Excerpt provided →
BEGIN
With Senior Year, the film's writer and actor Brandon Scott Jones, who shares screenwriting credits on the film with Andrew Knauer and Arthur Pielli, was hoping to subvert the teen rom-coms of the early 2000s that he tells Metacritic "were truly my diet — that and fries." With that sense of awareness, he crafted a story about Stephanie Conway (Wilson), a cheer captain whose competitiveness and obsession with perfection and popularity contributed to her landing in a coma in 2002. She wakes up 20 years later to find that the rules of high school may have changed, but the game's still the same.

"I wanted Stephanie to embody those problematic ideals from the early 2000s and have her get confronted with them in this time period where maybe values have shifted in terms of what's cool and what's not, and that it's all about individuality rather than some herd," Jones says. 

Stephanie doesn't know how else to help her life move forward when she wakes up from the coma, so she re-enrolls in her old high school, determined to finally win the title of prom queen, which she lost out on originally due to falling into that coma. Once there, she gets a rude awakening as to who (and what) is considered cool these days, but she remains age appropriate with her romantic interests.

Jones says having a former queen bee wake up to find that everything she understood about the social constructs of high school have shifted both "lends itself to more of a comedy" than the traditional story of the PUG (pretty ugly girl) who glows up and also "shines a magnifying glass to how truly inappropriate we all were back then."

Stephanie quickly learns that it's no longer acceptable to tell people that they are an "r word" and that social media followers have more currency than actual friends. But, Jones says, "teenagers still gonna teen-age." 

By this, he means that no matter how much you "create an environment [that's] as supportive and hopeful and safe as you can," bullying still exists, even if it has changed over the years and now "exists a little bit more under the surface."

Stephanie's rival is the confident and scheming Tiffany Blanchette (Ana Yi Puig in 2002; Zoë Chao in 2022), who one-ups her with a better after-prom party locale and being the first to date resident hottie Blaine Balboa (Tyler Barnhardt in 2002; Justin Hartley in 2022). In the modern day, Stephanie also sees her rival as being Tiffany's much more passive-aggressively destructive daughter, Brie Loves (Jade Bender), an Influencer who won't follow Stephanie back on Instagram.

Although there is a sense of escapism inherently built into films with premises like Senior Year's, Jones also admits that, as someone who was an outsider in high school, "as silly and joyful of a movie [as] this was meant to be, it did send me back into therapy. Because you think it's in the rearview mirror, but it is so fresh."

Jones acknowledges that there is an irony that films about teens aren't taken as seriously by critics — people whose very jobs are to be outsiders observing the action (in this case, on screen) and who are also still mostly white and male.

"It's so easy to dismiss teenagers in general and to look at them from an adult perspective, and say, 'Oh, you have so much more life to live; don't sweat the small stuff,'" he says, adding that even "something that might feel old, tired, or rehashed is really just a base point. It's about saying, 'Hey, look, this person is 17 years old. And they've pretty much spent most of their life knowing the same set of people in various incarnations.'"

Of course every screenwriter, Jones included, wants their film to be reviewed positively, but whether that happens via professional critics right at release or average viewers as time ticks on, what is most important to him is that Senior Year will inspire the audience to think back on "their own memories and [have] discussions about high school and what they were like back then."


Senior Year is streaming now on Netflix.


Get to know Brandon Scott Jones:
Jones currently stars on the CBS sitcom Ghosts (Metascore: 72) and was recently an actor and writer on The Other Two (80). His past television work includes The Good Place (82) and The Late Show with Stephen Colbert (72), while theatrically, he appeared in another one of Wilson's films, Isn't It Romantic? (60), and in Can You Ever Forgive Me? (87).
END
Input data →
BEGIN
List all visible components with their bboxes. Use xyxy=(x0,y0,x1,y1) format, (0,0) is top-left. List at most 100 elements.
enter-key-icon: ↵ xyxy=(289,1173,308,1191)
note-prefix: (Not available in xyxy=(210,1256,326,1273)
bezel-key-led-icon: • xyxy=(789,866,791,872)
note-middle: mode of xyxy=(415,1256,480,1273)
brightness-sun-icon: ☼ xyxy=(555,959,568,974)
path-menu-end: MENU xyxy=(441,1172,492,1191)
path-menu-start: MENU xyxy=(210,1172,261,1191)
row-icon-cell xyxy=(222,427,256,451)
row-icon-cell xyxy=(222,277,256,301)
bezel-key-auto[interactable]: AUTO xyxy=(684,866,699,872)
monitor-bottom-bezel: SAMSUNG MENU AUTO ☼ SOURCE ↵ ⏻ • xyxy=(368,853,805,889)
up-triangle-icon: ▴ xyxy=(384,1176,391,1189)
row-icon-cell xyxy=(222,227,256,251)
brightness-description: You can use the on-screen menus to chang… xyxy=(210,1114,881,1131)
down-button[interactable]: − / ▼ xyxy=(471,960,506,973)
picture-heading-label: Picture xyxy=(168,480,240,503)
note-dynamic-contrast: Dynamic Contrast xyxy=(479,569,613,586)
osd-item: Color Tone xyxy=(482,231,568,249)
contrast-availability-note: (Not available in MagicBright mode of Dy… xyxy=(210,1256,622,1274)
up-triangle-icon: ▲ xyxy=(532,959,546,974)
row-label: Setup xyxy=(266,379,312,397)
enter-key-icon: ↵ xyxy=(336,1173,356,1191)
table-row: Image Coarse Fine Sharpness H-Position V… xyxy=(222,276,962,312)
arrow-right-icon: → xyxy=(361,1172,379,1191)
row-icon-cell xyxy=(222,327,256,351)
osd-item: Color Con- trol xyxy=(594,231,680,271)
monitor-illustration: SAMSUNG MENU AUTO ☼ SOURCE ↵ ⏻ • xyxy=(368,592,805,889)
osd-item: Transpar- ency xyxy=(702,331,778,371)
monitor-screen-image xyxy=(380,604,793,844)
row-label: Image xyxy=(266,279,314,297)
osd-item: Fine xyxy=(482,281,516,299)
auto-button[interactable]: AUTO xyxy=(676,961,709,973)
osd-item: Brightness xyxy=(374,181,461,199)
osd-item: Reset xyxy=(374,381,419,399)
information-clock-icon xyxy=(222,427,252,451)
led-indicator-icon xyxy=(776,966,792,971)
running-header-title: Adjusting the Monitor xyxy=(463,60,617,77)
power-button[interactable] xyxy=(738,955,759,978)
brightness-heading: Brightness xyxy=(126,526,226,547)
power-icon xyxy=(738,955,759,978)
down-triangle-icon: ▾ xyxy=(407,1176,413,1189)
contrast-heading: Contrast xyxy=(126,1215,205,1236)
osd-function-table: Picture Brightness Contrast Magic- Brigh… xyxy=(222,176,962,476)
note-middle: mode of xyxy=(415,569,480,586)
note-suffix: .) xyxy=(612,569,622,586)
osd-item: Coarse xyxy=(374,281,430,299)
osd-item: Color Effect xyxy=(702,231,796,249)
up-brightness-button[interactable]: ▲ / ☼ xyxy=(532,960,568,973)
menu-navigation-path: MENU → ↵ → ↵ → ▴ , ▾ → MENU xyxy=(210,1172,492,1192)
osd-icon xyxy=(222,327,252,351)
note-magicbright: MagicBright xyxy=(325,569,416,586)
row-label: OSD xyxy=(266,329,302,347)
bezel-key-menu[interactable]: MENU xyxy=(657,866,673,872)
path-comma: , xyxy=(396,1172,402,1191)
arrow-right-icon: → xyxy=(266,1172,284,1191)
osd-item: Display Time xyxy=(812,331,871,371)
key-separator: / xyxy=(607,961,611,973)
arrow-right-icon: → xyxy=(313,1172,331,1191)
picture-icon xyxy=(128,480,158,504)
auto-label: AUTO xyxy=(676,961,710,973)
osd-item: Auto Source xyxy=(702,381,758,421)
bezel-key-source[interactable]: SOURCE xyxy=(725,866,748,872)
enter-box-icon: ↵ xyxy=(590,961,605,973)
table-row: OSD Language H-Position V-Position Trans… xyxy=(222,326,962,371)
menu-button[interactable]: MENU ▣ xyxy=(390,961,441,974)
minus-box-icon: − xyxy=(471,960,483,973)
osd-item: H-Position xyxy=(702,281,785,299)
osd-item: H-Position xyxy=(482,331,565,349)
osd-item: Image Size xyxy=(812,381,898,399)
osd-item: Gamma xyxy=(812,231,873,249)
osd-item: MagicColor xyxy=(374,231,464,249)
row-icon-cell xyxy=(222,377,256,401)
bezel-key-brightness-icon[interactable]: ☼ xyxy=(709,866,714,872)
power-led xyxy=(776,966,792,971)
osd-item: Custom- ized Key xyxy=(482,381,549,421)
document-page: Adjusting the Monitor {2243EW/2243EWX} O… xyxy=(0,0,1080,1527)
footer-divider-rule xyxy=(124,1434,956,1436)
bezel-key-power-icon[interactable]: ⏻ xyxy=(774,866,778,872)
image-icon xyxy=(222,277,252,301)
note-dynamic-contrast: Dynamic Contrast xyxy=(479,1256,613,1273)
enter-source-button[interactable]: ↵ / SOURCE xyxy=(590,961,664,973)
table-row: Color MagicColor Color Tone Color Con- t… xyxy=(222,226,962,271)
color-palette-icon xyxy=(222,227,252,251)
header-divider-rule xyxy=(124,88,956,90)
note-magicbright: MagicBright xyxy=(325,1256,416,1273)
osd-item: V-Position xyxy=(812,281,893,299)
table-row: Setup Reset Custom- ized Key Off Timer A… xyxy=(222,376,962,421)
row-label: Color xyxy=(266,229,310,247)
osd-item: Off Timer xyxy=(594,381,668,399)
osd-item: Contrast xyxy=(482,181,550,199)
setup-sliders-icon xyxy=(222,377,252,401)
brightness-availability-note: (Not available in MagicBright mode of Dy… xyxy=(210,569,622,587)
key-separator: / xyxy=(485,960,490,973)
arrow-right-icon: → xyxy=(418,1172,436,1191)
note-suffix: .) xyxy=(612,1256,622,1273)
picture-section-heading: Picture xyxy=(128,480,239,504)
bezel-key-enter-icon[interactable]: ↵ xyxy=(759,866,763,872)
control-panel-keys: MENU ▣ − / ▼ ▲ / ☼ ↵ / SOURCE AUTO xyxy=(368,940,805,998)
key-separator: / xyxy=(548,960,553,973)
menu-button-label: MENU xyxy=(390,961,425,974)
END
Exercise objective →
According to the Senior Year article, who shares screenwriting credit on the film with Brandon Scott Jones? Answer from the Senior Year article only, not the rows.

Answer section →
Andrew Knauer and Arthur Pielli